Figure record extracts

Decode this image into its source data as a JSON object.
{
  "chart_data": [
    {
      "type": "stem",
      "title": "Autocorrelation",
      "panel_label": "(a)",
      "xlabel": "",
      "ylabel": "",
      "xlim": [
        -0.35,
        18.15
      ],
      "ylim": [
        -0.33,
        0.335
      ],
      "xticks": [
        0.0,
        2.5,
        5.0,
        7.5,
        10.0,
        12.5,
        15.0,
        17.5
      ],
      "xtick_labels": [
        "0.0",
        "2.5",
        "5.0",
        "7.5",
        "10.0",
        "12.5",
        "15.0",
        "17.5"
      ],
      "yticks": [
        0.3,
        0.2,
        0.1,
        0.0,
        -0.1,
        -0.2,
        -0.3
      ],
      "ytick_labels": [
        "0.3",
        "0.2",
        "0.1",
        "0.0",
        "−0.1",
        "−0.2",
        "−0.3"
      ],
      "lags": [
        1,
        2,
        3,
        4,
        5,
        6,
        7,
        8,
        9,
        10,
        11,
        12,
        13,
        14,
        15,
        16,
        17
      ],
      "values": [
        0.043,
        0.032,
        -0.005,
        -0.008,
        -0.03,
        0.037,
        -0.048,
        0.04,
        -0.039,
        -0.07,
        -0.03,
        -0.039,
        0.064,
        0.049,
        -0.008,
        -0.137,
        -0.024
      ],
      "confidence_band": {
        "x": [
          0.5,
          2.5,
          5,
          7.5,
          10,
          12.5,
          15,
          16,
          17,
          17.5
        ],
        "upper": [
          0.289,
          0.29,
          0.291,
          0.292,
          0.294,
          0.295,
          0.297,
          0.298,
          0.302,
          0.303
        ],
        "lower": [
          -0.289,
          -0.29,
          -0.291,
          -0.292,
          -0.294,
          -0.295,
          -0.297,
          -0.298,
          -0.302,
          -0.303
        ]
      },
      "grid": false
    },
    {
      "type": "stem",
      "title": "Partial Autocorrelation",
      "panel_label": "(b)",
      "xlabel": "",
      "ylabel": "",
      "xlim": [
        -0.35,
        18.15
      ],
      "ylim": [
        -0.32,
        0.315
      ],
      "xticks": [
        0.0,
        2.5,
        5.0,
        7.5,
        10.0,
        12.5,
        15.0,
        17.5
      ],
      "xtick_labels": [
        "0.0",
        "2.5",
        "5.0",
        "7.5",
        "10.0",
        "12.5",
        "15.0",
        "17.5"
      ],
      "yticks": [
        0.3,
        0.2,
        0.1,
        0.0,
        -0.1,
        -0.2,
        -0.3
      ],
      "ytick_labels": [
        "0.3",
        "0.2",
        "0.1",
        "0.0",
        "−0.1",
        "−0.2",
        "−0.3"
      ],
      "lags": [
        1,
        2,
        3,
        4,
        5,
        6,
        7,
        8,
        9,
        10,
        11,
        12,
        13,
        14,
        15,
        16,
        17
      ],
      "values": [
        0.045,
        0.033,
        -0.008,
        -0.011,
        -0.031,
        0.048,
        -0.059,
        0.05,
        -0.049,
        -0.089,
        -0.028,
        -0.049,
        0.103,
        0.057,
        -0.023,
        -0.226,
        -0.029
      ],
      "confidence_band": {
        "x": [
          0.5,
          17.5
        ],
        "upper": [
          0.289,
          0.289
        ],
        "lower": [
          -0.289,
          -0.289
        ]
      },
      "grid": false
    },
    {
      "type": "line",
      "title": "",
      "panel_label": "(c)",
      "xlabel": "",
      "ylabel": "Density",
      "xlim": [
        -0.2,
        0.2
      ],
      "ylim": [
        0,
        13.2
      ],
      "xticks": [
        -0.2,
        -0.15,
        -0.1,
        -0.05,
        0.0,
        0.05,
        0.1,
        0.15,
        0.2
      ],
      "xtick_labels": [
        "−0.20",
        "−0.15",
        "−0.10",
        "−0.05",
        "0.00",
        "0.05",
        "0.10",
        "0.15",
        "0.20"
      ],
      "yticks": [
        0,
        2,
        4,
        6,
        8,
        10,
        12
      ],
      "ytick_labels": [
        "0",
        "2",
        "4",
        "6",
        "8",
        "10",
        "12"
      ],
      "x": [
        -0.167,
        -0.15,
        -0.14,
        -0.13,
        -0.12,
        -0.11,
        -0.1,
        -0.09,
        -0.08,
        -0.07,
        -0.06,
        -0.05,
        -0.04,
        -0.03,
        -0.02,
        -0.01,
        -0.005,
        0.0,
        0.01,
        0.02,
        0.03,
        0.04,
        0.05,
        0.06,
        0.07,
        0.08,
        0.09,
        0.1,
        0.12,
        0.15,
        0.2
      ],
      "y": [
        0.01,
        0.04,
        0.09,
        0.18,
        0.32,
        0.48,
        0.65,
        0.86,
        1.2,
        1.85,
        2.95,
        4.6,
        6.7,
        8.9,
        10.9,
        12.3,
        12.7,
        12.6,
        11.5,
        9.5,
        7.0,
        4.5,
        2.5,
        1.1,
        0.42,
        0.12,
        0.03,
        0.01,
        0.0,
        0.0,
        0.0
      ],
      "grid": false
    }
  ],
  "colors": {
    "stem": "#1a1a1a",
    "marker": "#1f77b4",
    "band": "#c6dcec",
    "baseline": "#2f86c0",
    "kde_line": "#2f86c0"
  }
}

◆ What you will do: Reproduce every line above without error.

◆ Solution:
Decode this image into its source data as a JSON object.
{
  "chart_data": [
    {
      "type": "stem",
      "title": "Autocorrelation",
      "panel_label": "(a)",
      "xlabel": "",
      "ylabel": "",
      "xlim": [
        -0.35,
        18.15
      ],
      "ylim": [
        -0.33,
        0.335
      ],
      "xticks": [
        0.0,
        2.5,
        5.0,
        7.5,
        10.0,
        12.5,
        15.0,
        17.5
      ],
      "xtick_labels": [
        "0.0",
        "2.5",
        "5.0",
        "7.5",
        "10.0",
        "12.5",
        "15.0",
        "17.5"
      ],
      "yticks": [
        0.3,
        0.2,
        0.1,
        0.0,
        -0.1,
        -0.2,
        -0.3
      ],
      "ytick_labels": [
        "0.3",
        "0.2",
        "0.1",
        "0.0",
        "−0.1",
        "−0.2",
        "−0.3"
      ],
      "lags": [
        1,
        2,
        3,
        4,
        5,
        6,
        7,
        8,
        9,
        10,
        11,
        12,
        13,
        14,
        15,
        16,
        17
      ],
      "values": [
        0.043,
        0.032,
        -0.005,
        -0.008,
        -0.03,
        0.037,
        -0.048,
        0.04,
        -0.039,
        -0.07,
        -0.03,
        -0.039,
        0.064,
        0.049,
        -0.008,
        -0.137,
        -0.024
      ],
      "confidence_band": {
        "x": [
          0.5,
          2.5,
          5,
          7.5,
          10,
          12.5,
          15,
          16,
          17,
          17.5
        ],
        "upper": [
          0.289,
          0.29,
          0.291,
          0.292,
          0.294,
          0.295,
          0.297,
          0.298,
          0.302,
          0.303
        ],
        "lower": [
          -0.289,
          -0.29,
          -0.291,
          -0.292,
          -0.294,
          -0.295,
          -0.297,
          -0.298,
          -0.302,
          -0.303
        ]
      },
      "grid": false
    },
    {
      "type": "stem",
      "title": "Partial Autocorrelation",
      "panel_label": "(b)",
      "xlabel": "",
      "ylabel": "",
      "xlim": [
        -0.35,
        18.15
      ],
      "ylim": [
        -0.32,
        0.315
      ],
      "xticks": [
        0.0,
        2.5,
        5.0,
        7.5,
        10.0,
        12.5,
        15.0,
        17.5
      ],
      "xtick_labels": [
        "0.0",
        "2.5",
        "5.0",
        "7.5",
        "10.0",
        "12.5",
        "15.0",
        "17.5"
      ],
      "yticks": [
        0.3,
        0.2,
        0.1,
        0.0,
        -0.1,
        -0.2,
        -0.3
      ],
      "ytick_labels": [
        "0.3",
        "0.2",
        "0.1",
        "0.0",
        "−0.1",
        "−0.2",
        "−0.3"
      ],
      "lags": [
        1,
        2,
        3,
        4,
        5,
        6,
        7,
        8,
        9,
        10,
        11,
        12,
        13,
        14,
        15,
        16,
        17
      ],
      "values": [
        0.045,
        0.033,
        -0.008,
        -0.011,
        -0.031,
        0.048,
        -0.059,
        0.05,
        -0.049,
        -0.089,
        -0.028,
        -0.049,
        0.103,
        0.057,
        -0.023,
        -0.226,
        -0.029
      ],
      "confidence_band": {
        "x": [
          0.5,
          17.5
        ],
        "upper": [
          0.289,
          0.289
        ],
        "lower": [
          -0.289,
          -0.289
        ]
      },
      "grid": false
    },
    {
      "type": "line",
      "title": "",
      "panel_label": "(c)",
      "xlabel": "",
      "ylabel": "Density",
      "xlim": [
        -0.2,
        0.2
      ],
      "ylim": [
        0,
        13.2
      ],
      "xticks": [
        -0.2,
        -0.15,
        -0.1,
        -0.05,
        0.0,
        0.05,
        0.1,
        0.15,
        0.2
      ],
      "xtick_labels": [
        "−0.20",
        "−0.15",
        "−0.10",
        "−0.05",
        "0.00",
        "0.05",
        "0.10",
        "0.15",
        "0.20"
      ],
      "yticks": [
        0,
        2,
        4,
        6,
        8,
        10,
        12
      ],
      "ytick_labels": [
        "0",
        "2",
        "4",
        "6",
        "8",
        "10",
        "12"
      ],
      "x": [
        -0.167,
        -0.15,
        -0.14,
        -0.13,
        -0.12,
        -0.11,
        -0.1,
        -0.09,
        -0.08,
        -0.07,
        -0.06,
        -0.05,
        -0.04,
        -0.03,
        -0.02,
        -0.01,
        -0.005,
        0.0,
        0.01,
        0.02,
        0.03,
        0.04,
        0.05,
        0.06,
        0.07,
        0.08,
        0.09,
        0.1,
        0.12,
        0.15,
        0.2
      ],
      "y": [
        0.01,
        0.04,
        0.09,
        0.18,
        0.32,
        0.48,
        0.65,
        0.86,
        1.2,
        1.85,
        2.95,
        4.6,
        6.7,
        8.9,
        10.9,
        12.3,
        12.7,
        12.6,
        11.5,
        9.5,
        7.0,
        4.5,
        2.5,
        1.1,
        0.42,
        0.12,
        0.03,
        0.01,
        0.0,
        0.0,
        0.0
      ],
      "grid": false
    }
  ],
  "colors": {
    "stem": "#1a1a1a",
    "marker": "#1f77b4",
    "band": "#c6dcec",
    "baseline": "#2f86c0",
    "kde_line": "#2f86c0"
  }
}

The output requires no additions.